* _YOUR OBJECTIVE_
Go through the entries below, tally each line with the string "allow", and give the final number by itself.

Stored records
────────────────────────────────────────

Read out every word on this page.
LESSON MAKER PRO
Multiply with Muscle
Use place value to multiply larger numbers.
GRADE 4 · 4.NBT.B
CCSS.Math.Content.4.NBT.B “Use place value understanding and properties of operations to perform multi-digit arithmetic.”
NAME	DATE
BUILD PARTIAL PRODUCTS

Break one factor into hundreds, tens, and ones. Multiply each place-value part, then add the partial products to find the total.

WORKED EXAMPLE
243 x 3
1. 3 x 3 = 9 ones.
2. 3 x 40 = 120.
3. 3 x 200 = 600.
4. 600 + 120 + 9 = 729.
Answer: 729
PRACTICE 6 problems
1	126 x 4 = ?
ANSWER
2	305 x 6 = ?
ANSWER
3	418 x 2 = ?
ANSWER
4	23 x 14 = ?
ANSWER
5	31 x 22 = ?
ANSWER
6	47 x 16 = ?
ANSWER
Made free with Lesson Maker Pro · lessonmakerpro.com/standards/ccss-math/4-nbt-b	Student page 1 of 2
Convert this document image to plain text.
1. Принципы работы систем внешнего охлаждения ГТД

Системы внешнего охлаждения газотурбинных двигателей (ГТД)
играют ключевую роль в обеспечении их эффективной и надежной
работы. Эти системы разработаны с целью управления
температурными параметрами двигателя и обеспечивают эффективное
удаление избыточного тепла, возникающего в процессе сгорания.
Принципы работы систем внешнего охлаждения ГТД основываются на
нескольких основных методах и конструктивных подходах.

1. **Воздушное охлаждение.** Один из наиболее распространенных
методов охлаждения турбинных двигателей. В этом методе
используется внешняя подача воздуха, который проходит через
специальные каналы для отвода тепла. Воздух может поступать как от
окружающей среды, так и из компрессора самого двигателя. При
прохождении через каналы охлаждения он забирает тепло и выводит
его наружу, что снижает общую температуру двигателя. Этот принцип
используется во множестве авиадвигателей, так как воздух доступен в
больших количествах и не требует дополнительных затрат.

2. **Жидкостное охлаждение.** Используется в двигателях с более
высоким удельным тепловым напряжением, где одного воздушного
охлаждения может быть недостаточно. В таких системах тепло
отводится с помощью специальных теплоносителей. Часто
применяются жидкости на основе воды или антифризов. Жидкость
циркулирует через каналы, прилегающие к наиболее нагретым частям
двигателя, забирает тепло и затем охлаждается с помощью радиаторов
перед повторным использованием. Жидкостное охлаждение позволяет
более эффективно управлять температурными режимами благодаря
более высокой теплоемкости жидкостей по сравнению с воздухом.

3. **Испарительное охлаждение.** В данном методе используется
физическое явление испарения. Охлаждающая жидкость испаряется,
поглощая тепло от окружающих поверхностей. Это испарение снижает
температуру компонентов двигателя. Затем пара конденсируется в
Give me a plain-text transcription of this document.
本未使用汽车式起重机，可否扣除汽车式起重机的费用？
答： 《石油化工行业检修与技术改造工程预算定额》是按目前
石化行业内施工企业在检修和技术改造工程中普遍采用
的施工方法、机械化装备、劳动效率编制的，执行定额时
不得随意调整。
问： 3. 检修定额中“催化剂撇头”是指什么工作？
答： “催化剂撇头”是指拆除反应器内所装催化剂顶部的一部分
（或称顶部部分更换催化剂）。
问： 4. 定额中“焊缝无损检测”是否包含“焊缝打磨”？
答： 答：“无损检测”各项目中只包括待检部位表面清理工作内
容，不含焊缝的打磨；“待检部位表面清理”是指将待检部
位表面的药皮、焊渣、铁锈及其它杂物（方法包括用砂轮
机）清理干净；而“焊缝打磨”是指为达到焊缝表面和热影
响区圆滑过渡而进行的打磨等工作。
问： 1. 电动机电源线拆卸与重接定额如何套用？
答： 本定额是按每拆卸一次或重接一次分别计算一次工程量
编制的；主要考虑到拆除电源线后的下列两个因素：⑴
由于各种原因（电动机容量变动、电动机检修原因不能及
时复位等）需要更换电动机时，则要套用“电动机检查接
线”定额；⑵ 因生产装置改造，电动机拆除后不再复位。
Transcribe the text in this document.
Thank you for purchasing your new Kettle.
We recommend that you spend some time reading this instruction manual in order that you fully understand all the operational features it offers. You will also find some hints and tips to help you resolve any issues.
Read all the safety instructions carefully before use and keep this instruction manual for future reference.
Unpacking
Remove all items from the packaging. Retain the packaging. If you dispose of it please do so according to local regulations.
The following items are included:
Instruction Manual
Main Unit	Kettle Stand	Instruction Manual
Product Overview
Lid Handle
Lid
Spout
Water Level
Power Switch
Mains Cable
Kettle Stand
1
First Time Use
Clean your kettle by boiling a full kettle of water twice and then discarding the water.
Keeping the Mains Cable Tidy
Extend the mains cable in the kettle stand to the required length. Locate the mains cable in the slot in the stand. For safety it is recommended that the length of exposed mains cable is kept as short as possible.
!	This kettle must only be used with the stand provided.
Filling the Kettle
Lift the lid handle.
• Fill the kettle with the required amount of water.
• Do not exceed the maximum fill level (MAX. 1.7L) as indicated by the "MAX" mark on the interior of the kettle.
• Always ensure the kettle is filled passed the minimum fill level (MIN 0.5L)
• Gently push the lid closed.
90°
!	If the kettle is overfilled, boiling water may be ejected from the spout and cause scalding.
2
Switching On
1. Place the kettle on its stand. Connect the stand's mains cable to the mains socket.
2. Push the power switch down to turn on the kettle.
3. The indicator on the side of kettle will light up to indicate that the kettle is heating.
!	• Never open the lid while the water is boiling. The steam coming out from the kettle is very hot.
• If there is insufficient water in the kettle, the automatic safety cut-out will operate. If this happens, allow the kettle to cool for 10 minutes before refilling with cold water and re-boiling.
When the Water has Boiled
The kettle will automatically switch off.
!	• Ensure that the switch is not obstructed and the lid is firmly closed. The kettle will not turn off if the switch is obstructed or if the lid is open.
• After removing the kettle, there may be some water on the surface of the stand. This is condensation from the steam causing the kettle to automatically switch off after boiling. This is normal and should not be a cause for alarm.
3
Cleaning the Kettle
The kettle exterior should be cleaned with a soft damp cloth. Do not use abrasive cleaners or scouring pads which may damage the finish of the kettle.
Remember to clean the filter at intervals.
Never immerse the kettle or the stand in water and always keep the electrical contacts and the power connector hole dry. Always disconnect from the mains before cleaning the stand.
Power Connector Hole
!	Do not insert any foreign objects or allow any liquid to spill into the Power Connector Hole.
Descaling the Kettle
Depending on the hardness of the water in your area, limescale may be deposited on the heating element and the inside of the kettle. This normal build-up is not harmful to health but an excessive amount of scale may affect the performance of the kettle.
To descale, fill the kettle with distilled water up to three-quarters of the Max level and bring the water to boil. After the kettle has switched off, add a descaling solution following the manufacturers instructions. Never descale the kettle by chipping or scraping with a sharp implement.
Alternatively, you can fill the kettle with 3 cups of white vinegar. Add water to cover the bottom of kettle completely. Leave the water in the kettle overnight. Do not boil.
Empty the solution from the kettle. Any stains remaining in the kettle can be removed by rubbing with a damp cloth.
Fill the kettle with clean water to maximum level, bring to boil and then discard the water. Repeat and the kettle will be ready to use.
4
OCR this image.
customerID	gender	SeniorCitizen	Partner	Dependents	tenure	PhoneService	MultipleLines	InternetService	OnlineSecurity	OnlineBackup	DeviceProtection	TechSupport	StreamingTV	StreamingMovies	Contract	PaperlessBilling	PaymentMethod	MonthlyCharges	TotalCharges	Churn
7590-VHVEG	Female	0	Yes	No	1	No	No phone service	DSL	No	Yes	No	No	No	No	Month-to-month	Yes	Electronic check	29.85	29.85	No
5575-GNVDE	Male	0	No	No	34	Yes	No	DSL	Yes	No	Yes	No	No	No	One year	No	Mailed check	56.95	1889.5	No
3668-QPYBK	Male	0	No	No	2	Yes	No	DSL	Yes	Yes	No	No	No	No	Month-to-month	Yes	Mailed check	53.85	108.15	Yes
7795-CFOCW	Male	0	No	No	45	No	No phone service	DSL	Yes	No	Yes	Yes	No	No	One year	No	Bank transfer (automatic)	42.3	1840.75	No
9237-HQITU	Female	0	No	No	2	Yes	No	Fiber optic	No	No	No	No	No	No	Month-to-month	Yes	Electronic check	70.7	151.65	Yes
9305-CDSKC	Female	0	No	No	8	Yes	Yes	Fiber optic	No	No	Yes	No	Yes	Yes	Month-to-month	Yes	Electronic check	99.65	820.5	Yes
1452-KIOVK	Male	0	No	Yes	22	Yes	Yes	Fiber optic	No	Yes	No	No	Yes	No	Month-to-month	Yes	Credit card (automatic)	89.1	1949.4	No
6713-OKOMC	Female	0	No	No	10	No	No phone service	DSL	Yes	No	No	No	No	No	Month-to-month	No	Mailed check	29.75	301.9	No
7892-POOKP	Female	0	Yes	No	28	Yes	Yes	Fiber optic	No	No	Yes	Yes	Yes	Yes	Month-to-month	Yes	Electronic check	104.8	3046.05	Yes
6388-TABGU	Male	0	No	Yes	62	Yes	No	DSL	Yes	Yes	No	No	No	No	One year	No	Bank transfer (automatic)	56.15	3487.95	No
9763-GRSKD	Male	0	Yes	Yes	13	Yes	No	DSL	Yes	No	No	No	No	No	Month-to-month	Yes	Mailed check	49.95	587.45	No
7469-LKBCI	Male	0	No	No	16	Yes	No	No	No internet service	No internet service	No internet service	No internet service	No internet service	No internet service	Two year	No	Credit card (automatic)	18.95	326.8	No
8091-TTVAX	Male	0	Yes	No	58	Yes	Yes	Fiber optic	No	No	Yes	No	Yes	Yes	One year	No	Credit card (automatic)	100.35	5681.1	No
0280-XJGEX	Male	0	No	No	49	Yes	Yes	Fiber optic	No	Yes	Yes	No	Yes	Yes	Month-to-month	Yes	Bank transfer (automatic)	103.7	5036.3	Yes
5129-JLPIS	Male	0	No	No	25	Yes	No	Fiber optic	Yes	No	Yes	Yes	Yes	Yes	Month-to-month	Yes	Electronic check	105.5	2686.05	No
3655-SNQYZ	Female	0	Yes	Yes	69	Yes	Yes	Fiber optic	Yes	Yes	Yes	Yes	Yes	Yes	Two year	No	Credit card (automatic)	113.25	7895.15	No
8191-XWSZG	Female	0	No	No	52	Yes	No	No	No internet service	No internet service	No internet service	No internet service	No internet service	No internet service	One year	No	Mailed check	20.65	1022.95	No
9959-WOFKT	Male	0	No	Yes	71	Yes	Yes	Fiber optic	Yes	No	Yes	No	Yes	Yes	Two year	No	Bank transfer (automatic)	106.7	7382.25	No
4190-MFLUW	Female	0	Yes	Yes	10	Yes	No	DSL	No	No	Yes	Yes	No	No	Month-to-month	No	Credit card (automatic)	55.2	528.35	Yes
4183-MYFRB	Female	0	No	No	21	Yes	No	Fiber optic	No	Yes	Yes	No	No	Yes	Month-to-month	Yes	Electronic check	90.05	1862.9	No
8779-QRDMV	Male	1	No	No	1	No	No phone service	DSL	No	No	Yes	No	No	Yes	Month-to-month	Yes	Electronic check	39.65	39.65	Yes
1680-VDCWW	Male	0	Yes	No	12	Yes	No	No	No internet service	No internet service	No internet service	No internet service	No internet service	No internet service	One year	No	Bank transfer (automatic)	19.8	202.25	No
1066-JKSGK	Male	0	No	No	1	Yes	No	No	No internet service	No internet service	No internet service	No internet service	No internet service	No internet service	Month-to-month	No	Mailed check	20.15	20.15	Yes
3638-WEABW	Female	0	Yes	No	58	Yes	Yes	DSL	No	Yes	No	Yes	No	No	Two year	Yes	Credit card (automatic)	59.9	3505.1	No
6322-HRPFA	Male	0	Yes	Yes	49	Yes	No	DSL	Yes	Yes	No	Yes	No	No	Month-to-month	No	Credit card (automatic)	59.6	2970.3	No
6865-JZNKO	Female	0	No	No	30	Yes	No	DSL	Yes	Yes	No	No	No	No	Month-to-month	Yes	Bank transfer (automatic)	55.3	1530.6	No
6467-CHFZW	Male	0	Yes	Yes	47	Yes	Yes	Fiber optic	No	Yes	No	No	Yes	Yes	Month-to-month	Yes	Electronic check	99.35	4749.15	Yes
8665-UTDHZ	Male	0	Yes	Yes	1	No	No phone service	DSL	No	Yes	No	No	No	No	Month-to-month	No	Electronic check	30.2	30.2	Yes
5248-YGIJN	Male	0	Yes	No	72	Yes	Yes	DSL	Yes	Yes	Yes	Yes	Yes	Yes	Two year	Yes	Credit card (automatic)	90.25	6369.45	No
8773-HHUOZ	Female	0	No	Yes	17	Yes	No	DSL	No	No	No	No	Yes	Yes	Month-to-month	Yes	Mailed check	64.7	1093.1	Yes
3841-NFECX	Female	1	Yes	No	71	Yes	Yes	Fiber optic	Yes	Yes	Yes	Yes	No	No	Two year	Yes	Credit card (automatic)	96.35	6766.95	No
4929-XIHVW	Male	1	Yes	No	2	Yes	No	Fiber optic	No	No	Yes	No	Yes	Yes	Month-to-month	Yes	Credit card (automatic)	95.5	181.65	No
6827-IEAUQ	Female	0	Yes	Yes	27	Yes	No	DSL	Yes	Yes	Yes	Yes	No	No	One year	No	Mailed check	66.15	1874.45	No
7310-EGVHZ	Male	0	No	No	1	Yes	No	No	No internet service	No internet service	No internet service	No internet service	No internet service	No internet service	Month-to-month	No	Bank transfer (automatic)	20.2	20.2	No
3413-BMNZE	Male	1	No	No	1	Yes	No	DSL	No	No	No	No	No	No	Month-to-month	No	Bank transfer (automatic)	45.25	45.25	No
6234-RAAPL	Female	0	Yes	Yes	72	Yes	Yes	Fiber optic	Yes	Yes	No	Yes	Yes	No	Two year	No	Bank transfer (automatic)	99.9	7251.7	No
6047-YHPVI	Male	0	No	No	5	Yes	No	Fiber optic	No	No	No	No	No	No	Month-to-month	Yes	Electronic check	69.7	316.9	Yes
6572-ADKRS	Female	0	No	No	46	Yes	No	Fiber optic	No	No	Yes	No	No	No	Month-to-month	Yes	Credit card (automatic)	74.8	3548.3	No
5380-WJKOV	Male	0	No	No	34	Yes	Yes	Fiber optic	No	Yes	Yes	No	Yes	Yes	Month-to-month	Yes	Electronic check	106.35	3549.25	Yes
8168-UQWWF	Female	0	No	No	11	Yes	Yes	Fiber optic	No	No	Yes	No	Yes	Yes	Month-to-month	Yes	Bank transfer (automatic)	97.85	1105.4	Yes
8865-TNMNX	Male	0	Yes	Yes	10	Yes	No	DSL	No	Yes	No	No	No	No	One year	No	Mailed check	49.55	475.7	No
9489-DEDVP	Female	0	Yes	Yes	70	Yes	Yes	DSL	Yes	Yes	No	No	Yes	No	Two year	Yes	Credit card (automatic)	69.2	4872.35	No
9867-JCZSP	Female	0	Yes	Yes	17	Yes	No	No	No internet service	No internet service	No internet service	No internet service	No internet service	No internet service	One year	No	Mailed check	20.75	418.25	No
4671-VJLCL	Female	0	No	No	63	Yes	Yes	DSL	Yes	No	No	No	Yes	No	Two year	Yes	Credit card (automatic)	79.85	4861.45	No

────────────────────────────────────────

* _RESPONSE_
2